The Three Musketeers is a Windows XP and Windows Vista platform game published and developed by Swedish developer-publisher Legendo Entertainment. It was released in Europe on February 22, 2006, and is rated 7+ by PEGI. The European release,  which included Scandinavian releases in partnership with Ubisoft, saw the game sold both in boxed form at retail outlets and online; in other territories, the game may only be downloaded. The game supports more than ten different settings for various languages. A WiiWare version entitled The Three Musketeers: One for all! was released in North America on July 27, 2009 and in the PAL regions on July 31, 2009.

Gameplay

The game, which features two-dimensional movement through a cartoonish three-dimensional environment, is loosely based on the 1844 Alexandre Dumas, père classic The Three Musketeers. It is the first video game to use this novel as its source material. In the game, the player controls Porthos in an attempt to save his kidnapped companions.

* **Problems to solve**:
• 1. In the text about The Three Musketeers game, which character does the player control?
• 2. Can you write the next part of the text about The Three Musketeers game, picking up after its last sentence?
The records that come next have no connection to the text about the game.

* **Data entries**:
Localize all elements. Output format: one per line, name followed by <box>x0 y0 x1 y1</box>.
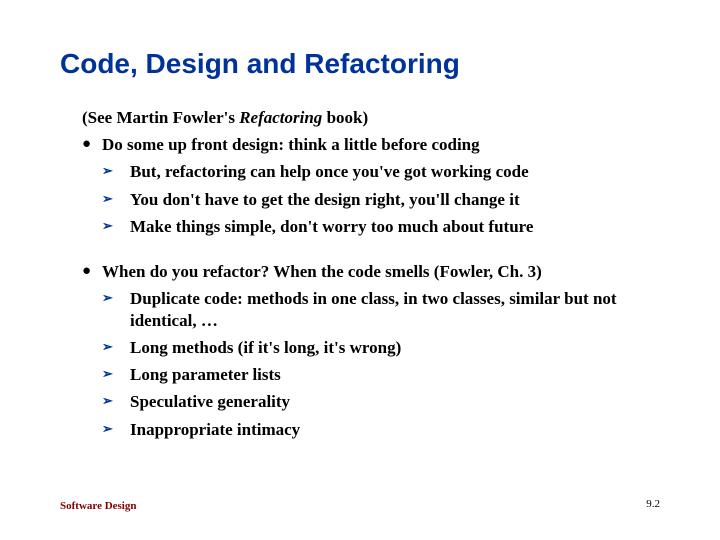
footer-page-number: 9.2 <box>646 498 660 510</box>
arrow-bullet-icon: ➢ <box>102 288 130 331</box>
sub-bullet-item: ➢ Inappropriate intimacy <box>102 419 660 440</box>
intro-line: (See Martin Fowler's Refactoring book) <box>82 108 660 128</box>
sub-bullet-text: You don't have to get the design right, … <box>130 189 660 210</box>
bullet-text: Do some up front design: think a little … <box>102 134 660 155</box>
sub-bullet-text: Inappropriate intimacy <box>130 419 660 440</box>
bullet-item: ● When do you refactor? When the code sm… <box>82 261 660 282</box>
bullet-item: ● Do some up front design: think a littl… <box>82 134 660 155</box>
sub-bullet-item: ➢ Make things simple, don't worry too mu… <box>102 216 660 237</box>
intro-prefix: (See Martin Fowler's <box>82 108 239 127</box>
sub-bullet-text: Long parameter lists <box>130 364 660 385</box>
arrow-bullet-icon: ➢ <box>102 364 130 385</box>
disc-bullet-icon: ● <box>82 261 102 282</box>
sub-bullet-list: ➢ Duplicate code: methods in one class, … <box>102 288 660 440</box>
arrow-bullet-icon: ➢ <box>102 161 130 182</box>
arrow-bullet-icon: ➢ <box>102 419 130 440</box>
sub-bullet-text: Long methods (if it's long, it's wrong) <box>130 337 660 358</box>
sub-bullet-item: ➢ You don't have to get the design right… <box>102 189 660 210</box>
arrow-bullet-icon: ➢ <box>102 337 130 358</box>
intro-suffix: book) <box>322 108 368 127</box>
sub-bullet-text: But, refactoring can help once you've go… <box>130 161 660 182</box>
sub-bullet-text: Duplicate code: methods in one class, in… <box>130 288 660 331</box>
arrow-bullet-icon: ➢ <box>102 189 130 210</box>
arrow-bullet-icon: ➢ <box>102 391 130 412</box>
arrow-bullet-icon: ➢ <box>102 216 130 237</box>
sub-bullet-item: ➢ Long methods (if it's long, it's wrong… <box>102 337 660 358</box>
sub-bullet-item: ➢ Duplicate code: methods in one class, … <box>102 288 660 331</box>
sub-bullet-text: Make things simple, don't worry too much… <box>130 216 660 237</box>
footer-label: Software Design <box>60 500 136 512</box>
sub-bullet-item: ➢ But, refactoring can help once you've … <box>102 161 660 182</box>
content-block: ● Do some up front design: think a littl… <box>82 134 660 440</box>
disc-bullet-icon: ● <box>82 134 102 155</box>
sub-bullet-item: ➢ Speculative generality <box>102 391 660 412</box>
sub-bullet-item: ➢ Long parameter lists <box>102 364 660 385</box>
intro-book-title: Refactoring <box>239 108 322 127</box>
sub-bullet-text: Speculative generality <box>130 391 660 412</box>
slide-title: Code, Design and Refactoring <box>60 48 660 80</box>
sub-bullet-list: ➢ But, refactoring can help once you've … <box>102 161 660 237</box>
bullet-text: When do you refactor? When the code smel… <box>102 261 660 282</box>
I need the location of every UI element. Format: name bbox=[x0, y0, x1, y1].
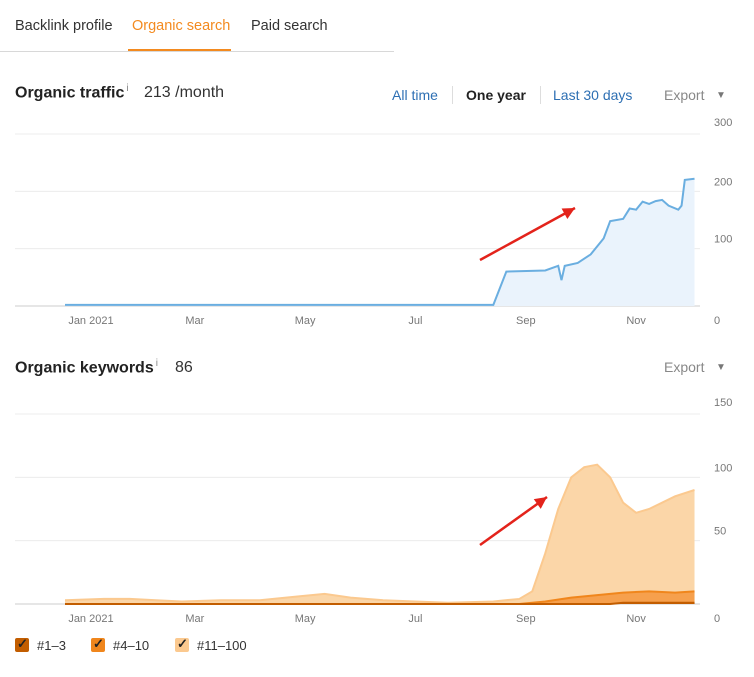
traffic-info-icon[interactable]: i bbox=[126, 83, 128, 94]
y-tick-label: 100 bbox=[714, 462, 732, 474]
annotation-arrow-head bbox=[533, 497, 547, 509]
traffic-export-button[interactable]: Export bbox=[664, 87, 704, 103]
x-tick-label: Mar bbox=[185, 613, 204, 625]
x-tick-label: Jan 2021 bbox=[68, 613, 113, 625]
x-tick-label: May bbox=[295, 315, 316, 327]
x-tick-label: Jul bbox=[408, 613, 422, 625]
range-separator bbox=[452, 86, 453, 104]
organic-traffic-chart: 300 200 100 0 Jan 2021 Mar May Jul Sep Nov bbox=[15, 117, 732, 327]
legend-checkbox-top3[interactable]: ✓ bbox=[15, 636, 29, 652]
range-one-year[interactable]: One year bbox=[466, 87, 526, 103]
y-tick-label: 150 bbox=[714, 397, 732, 409]
legend-checkbox-11-100[interactable]: ✓ bbox=[175, 636, 189, 652]
annotation-arrow-line bbox=[479, 206, 576, 262]
x-tick-label: Nov bbox=[626, 315, 646, 327]
y-tick-label: 100 bbox=[714, 234, 732, 246]
y-tick-label: 300 bbox=[714, 117, 732, 129]
x-tick-label: Sep bbox=[516, 613, 536, 625]
traffic-export-chevron-down-icon[interactable]: ▼ bbox=[716, 90, 726, 101]
legend-label-4-10[interactable]: #4–10 bbox=[113, 638, 149, 653]
traffic-title: Organic traffic i bbox=[15, 83, 129, 102]
y-tick-label: 50 bbox=[714, 526, 726, 538]
keywords-export-button[interactable]: Export bbox=[664, 359, 704, 375]
range-separator bbox=[540, 86, 541, 104]
tab-paid-search[interactable]: Paid search bbox=[251, 18, 328, 34]
series-area bbox=[65, 464, 695, 604]
x-tick-label: Mar bbox=[185, 315, 204, 327]
annotation-arrow-line bbox=[479, 495, 548, 547]
checkmark-icon: ✓ bbox=[17, 636, 28, 651]
tabs-divider bbox=[0, 51, 394, 52]
checkmark-icon: ✓ bbox=[93, 636, 104, 651]
x-tick-label: Jan 2021 bbox=[68, 315, 113, 327]
x-tick-label: Sep bbox=[516, 315, 536, 327]
traffic-value: 213 /month bbox=[144, 84, 225, 101]
x-tick-label: Nov bbox=[626, 613, 646, 625]
range-all-time[interactable]: All time bbox=[392, 87, 438, 103]
keywords-export-chevron-down-icon[interactable]: ▼ bbox=[716, 362, 726, 373]
legend-checkbox-4-10[interactable]: ✓ bbox=[91, 636, 105, 652]
legend-label-top3[interactable]: #1–3 bbox=[37, 638, 66, 653]
legend-label-11-100[interactable]: #11–100 bbox=[197, 638, 247, 653]
tab-organic-search[interactable]: Organic search bbox=[132, 18, 230, 34]
checkmark-icon: ✓ bbox=[177, 636, 188, 651]
tab-backlink-profile[interactable]: Backlink profile bbox=[15, 18, 113, 34]
traffic-title-text: Organic traffic bbox=[15, 84, 125, 102]
x-tick-label: May bbox=[295, 613, 316, 625]
keywords-title: Organic keywords i bbox=[15, 358, 158, 377]
range-last-30-days[interactable]: Last 30 days bbox=[553, 87, 632, 103]
y-tick-label: 200 bbox=[714, 176, 732, 188]
x-tick-label: Jul bbox=[408, 315, 422, 327]
y-tick-label: 0 bbox=[714, 315, 720, 327]
organic-keywords-chart: 150 100 50 0 Jan 2021 Mar May Jul Sep Nov bbox=[15, 397, 732, 625]
keywords-value: 86 bbox=[175, 359, 193, 376]
keywords-info-icon[interactable]: i bbox=[156, 358, 158, 369]
y-tick-label: 0 bbox=[714, 613, 720, 625]
report-tabs: Backlink profile Organic search Paid sea… bbox=[0, 0, 754, 52]
keywords-title-text: Organic keywords bbox=[15, 359, 154, 377]
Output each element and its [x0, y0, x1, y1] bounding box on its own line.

* **Expected outputs**:
• 1. Porthos.

• 2.
Reception

The game was nominated for a 2006 Swedish Game Award in the category Family Game of the Year. In contrast, the UK Official Nintendo Magazine gave the WiiWare version 20%, saying,"There are hundreds of games that are worth your money more than this hopelessly generic, lazily conceived side-scroller". Thus, it currently stands as the lowest score that the magazine has given to a WiiWare game.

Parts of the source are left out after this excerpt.